* What you should do:
Scan the material below for the string "title", and copy every line where it shows up.

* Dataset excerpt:
.....

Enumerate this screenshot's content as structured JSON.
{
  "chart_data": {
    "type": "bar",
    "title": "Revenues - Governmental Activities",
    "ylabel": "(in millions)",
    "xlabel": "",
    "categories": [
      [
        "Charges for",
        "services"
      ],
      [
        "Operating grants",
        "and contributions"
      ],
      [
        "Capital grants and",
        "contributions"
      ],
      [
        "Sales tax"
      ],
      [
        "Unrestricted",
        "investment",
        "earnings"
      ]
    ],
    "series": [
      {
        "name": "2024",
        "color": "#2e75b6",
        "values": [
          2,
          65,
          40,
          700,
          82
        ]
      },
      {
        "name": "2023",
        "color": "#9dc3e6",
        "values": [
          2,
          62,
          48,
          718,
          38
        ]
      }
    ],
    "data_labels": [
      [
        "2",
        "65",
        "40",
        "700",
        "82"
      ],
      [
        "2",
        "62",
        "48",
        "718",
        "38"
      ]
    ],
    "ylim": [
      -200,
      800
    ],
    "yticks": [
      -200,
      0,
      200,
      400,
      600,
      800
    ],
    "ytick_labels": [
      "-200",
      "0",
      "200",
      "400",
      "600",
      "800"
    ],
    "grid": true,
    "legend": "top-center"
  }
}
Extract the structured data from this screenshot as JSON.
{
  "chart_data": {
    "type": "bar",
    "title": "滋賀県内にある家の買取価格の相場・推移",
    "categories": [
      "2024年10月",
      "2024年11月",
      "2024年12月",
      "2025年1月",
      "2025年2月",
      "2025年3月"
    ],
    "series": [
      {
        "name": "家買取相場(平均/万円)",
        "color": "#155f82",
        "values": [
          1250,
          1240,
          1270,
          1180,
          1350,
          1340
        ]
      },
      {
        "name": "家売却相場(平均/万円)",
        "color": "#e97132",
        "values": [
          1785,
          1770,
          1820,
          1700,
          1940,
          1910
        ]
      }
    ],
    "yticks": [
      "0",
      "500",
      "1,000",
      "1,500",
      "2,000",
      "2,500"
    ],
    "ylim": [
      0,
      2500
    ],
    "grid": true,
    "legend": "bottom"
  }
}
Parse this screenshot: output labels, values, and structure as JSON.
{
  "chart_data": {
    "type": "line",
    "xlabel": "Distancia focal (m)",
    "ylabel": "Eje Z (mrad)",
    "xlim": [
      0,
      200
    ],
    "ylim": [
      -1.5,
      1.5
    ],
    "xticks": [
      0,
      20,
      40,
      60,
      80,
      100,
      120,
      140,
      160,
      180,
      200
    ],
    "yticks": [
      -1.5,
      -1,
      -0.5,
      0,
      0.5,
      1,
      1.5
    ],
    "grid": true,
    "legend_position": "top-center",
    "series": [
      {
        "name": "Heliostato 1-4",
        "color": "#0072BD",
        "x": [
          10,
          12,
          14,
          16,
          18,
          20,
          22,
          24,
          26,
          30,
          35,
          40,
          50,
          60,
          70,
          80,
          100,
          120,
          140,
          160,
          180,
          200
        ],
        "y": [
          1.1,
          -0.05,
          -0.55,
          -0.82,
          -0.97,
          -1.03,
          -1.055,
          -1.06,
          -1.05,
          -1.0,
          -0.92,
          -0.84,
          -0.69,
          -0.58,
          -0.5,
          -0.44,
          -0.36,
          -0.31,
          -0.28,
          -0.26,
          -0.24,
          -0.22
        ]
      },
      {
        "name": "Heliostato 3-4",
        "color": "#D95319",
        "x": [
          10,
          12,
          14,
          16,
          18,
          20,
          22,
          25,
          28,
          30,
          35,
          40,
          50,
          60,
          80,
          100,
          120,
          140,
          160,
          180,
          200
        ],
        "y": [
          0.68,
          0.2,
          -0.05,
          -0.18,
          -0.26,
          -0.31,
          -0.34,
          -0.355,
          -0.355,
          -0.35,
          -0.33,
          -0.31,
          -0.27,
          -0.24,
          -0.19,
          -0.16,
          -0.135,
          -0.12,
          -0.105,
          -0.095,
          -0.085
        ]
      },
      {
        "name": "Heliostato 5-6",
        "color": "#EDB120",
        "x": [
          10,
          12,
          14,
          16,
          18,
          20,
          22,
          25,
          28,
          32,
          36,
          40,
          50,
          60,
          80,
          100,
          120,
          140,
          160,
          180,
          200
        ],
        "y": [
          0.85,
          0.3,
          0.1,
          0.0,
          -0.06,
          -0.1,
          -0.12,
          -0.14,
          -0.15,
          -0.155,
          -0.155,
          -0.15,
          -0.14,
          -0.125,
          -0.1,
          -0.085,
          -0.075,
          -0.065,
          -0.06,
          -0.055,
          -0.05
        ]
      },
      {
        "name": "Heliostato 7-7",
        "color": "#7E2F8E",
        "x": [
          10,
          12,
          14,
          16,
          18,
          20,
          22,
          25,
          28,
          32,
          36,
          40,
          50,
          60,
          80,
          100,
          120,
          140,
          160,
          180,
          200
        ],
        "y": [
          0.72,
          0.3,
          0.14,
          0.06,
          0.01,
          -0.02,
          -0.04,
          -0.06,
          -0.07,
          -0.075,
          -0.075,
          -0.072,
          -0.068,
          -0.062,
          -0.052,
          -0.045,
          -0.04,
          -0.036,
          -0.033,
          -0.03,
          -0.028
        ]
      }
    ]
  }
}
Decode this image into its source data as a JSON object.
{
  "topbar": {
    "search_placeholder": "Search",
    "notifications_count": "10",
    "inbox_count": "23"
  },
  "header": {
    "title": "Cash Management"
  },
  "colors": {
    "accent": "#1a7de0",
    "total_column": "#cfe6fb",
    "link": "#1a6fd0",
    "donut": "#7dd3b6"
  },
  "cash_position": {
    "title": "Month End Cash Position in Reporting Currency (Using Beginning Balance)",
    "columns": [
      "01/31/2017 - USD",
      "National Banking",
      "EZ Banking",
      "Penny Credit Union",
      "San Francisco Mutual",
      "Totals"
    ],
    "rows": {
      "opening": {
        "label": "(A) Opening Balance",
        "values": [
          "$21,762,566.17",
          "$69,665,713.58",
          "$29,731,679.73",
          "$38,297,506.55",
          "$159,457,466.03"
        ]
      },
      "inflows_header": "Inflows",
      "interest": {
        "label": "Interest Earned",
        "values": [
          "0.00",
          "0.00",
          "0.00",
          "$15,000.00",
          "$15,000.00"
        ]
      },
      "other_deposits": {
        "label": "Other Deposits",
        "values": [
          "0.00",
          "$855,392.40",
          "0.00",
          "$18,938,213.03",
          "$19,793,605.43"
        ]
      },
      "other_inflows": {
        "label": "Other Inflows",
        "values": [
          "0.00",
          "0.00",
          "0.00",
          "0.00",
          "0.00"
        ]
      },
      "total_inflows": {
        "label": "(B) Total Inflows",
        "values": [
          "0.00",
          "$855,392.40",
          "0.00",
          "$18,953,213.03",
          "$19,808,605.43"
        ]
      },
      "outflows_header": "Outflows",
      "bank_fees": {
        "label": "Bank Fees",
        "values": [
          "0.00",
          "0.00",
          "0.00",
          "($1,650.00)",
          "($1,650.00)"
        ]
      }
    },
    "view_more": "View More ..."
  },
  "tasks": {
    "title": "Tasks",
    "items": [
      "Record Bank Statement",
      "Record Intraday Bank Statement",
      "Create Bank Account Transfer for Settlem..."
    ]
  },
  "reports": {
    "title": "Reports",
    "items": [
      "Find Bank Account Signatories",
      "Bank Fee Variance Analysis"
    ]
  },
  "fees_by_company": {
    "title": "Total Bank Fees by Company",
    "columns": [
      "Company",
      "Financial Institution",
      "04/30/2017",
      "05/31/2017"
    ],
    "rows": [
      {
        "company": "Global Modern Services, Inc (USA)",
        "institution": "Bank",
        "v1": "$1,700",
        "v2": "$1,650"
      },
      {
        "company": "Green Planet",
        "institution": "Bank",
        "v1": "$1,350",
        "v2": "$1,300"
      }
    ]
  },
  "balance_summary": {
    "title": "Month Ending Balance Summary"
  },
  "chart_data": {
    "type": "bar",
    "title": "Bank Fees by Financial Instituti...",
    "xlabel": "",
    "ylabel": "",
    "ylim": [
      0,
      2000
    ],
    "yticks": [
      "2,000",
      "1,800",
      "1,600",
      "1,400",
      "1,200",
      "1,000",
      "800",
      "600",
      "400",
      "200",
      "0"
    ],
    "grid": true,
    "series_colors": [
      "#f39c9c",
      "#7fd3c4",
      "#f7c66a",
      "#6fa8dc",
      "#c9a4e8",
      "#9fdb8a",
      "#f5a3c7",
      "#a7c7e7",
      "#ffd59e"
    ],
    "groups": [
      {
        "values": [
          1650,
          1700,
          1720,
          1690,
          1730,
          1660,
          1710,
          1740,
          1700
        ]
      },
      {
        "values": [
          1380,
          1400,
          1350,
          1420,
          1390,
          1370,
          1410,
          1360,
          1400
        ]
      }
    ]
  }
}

.....

* Solution:
    "title": "Revenues - Governmental Activities",
    "title": "滋賀県内にある家の買取価格の相場・推移",
    "title": "Cash Management"
    "title": "Month End Cash Position in Reporting Currency (Using Beginning Balance)",
    "title": "Tasks",
    "title": "Reports",
    "title": "Total Bank Fees by Company",
    "title": "Month Ending Balance Summary"
    "title": "Bank Fees by Financial Instituti...",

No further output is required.